* _EXERCISE BRIEF_
Using the data beneath, show every line that includes the word "Juizados".

* _GIVEN RECORDS_
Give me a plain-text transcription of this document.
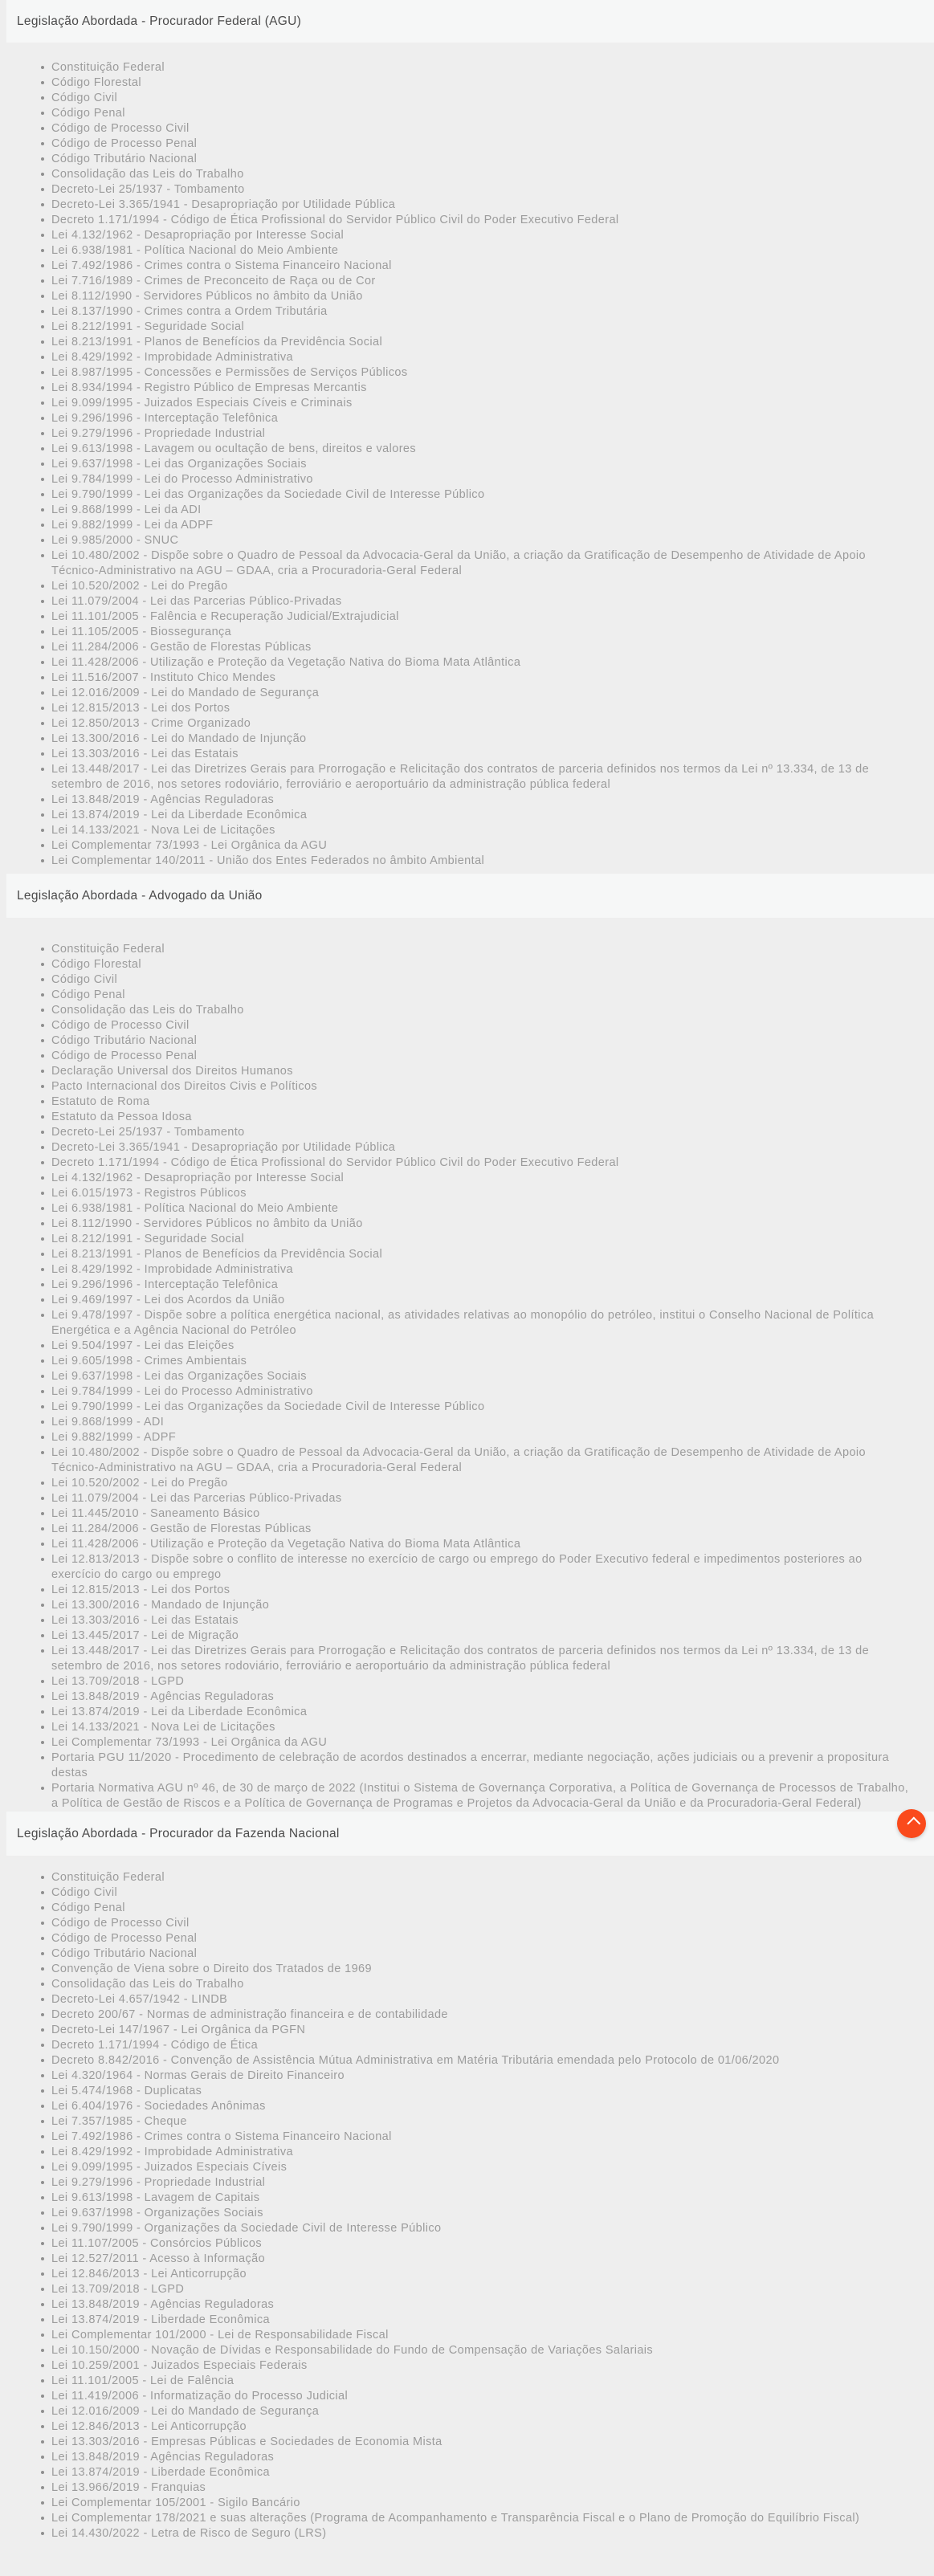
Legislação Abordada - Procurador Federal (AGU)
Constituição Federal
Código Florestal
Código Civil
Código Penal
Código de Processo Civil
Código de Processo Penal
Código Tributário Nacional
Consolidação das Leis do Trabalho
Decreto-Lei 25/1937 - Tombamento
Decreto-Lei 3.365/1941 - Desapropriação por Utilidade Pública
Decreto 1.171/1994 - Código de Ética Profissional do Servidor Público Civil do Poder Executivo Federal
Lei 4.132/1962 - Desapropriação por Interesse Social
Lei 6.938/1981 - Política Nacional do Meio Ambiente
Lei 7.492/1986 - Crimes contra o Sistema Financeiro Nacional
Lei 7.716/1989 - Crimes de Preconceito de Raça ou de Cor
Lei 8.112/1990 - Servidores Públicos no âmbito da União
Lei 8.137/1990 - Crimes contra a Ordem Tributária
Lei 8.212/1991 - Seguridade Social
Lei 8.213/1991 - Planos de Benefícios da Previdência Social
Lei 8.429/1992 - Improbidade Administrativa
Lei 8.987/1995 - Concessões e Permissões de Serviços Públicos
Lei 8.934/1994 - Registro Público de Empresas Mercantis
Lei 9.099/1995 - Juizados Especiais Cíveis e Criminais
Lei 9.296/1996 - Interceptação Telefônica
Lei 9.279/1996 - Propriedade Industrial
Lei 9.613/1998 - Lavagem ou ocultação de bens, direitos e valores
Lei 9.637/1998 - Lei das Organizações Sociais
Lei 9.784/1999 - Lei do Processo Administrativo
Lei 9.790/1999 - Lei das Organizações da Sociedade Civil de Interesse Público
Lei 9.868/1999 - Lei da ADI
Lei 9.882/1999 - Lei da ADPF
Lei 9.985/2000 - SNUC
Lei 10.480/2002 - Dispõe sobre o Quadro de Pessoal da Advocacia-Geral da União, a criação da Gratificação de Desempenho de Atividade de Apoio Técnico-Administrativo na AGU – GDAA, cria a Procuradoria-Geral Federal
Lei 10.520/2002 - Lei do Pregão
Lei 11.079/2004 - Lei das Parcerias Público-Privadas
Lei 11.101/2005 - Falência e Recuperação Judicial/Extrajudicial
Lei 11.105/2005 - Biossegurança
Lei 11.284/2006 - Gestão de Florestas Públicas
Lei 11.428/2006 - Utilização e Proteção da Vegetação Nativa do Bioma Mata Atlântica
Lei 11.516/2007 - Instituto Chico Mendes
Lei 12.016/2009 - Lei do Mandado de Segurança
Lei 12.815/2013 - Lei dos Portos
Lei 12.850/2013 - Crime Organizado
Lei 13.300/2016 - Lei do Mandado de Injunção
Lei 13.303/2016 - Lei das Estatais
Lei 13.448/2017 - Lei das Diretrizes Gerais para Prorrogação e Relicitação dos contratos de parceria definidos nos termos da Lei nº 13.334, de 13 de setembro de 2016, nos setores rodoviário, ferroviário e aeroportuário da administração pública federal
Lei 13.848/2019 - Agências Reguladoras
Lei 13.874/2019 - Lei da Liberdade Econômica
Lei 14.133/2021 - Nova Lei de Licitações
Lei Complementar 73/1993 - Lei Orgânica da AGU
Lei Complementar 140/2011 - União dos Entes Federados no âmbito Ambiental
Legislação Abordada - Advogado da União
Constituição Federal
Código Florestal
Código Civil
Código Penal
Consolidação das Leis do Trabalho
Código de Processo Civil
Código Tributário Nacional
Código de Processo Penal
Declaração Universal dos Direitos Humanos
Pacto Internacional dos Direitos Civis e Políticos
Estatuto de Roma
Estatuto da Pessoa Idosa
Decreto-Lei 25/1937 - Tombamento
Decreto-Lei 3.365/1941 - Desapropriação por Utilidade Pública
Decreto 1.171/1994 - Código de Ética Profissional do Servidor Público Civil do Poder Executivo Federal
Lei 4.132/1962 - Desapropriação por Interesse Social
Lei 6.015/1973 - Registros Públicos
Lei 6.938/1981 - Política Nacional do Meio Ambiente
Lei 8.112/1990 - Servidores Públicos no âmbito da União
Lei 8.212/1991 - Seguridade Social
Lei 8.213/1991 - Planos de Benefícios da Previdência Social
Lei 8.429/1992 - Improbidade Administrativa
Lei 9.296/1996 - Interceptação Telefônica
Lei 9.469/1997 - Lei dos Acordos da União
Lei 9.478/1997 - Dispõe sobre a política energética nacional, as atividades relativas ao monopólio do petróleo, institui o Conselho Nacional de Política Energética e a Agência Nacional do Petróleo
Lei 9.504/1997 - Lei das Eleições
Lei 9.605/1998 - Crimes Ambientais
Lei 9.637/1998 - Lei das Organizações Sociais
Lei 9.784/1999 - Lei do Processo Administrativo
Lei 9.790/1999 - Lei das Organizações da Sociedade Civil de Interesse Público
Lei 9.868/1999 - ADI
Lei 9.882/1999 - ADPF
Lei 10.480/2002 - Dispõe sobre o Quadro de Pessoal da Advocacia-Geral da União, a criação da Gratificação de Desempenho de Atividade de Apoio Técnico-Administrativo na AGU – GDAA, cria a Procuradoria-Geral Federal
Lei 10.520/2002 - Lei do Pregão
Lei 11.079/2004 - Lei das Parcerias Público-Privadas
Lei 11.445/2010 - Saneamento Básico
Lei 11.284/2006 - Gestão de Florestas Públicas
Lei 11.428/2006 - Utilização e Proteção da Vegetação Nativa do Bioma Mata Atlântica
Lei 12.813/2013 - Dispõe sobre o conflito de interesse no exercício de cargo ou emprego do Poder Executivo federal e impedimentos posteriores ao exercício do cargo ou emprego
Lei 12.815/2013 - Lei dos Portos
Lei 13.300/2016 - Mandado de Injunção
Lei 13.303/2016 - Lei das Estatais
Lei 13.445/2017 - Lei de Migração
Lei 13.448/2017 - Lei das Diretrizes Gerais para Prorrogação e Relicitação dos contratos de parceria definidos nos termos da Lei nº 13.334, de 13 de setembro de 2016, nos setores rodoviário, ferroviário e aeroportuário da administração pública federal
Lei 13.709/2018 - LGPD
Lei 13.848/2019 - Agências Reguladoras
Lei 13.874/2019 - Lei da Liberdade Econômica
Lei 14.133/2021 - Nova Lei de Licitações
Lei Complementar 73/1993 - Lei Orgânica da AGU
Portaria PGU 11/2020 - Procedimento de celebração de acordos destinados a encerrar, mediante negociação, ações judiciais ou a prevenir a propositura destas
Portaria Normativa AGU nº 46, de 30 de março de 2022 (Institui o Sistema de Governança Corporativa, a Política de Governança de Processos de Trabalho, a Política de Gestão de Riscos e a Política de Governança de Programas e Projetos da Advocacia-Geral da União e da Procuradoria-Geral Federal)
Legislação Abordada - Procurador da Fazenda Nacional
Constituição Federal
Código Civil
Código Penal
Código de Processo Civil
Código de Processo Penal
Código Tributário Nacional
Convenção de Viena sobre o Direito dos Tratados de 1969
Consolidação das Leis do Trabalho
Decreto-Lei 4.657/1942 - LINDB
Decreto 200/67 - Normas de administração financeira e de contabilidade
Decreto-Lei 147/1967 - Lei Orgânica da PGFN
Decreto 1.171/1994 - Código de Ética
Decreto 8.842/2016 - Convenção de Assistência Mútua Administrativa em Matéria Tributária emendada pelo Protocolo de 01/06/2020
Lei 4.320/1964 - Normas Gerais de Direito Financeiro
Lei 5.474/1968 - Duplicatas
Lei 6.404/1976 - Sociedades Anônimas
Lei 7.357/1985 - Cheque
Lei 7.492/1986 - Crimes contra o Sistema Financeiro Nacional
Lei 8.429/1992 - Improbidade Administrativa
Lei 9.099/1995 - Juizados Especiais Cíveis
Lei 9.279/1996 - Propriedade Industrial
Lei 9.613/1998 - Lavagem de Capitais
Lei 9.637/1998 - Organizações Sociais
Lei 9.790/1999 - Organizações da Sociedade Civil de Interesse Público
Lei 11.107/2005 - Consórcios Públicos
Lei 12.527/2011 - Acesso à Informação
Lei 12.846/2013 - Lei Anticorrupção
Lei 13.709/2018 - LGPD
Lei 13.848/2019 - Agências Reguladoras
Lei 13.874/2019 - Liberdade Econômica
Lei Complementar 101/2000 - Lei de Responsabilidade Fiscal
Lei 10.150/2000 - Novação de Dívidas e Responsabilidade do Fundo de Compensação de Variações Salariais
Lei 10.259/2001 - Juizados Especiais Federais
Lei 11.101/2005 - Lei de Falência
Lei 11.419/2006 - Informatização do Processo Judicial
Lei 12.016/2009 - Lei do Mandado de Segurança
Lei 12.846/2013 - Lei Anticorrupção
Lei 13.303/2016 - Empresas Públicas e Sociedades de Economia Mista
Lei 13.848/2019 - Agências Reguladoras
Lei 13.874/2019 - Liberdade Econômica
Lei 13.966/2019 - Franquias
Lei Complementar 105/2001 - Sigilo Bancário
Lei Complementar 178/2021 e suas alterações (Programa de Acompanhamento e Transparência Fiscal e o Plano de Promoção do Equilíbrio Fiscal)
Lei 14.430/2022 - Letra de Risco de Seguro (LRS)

* _WRITTEN ANSWER_
Lei 9.099/1995 - Juizados Especiais Cíveis e Criminais
Lei 9.099/1995 - Juizados Especiais Cíveis
Lei 10.259/2001 - Juizados Especiais Federais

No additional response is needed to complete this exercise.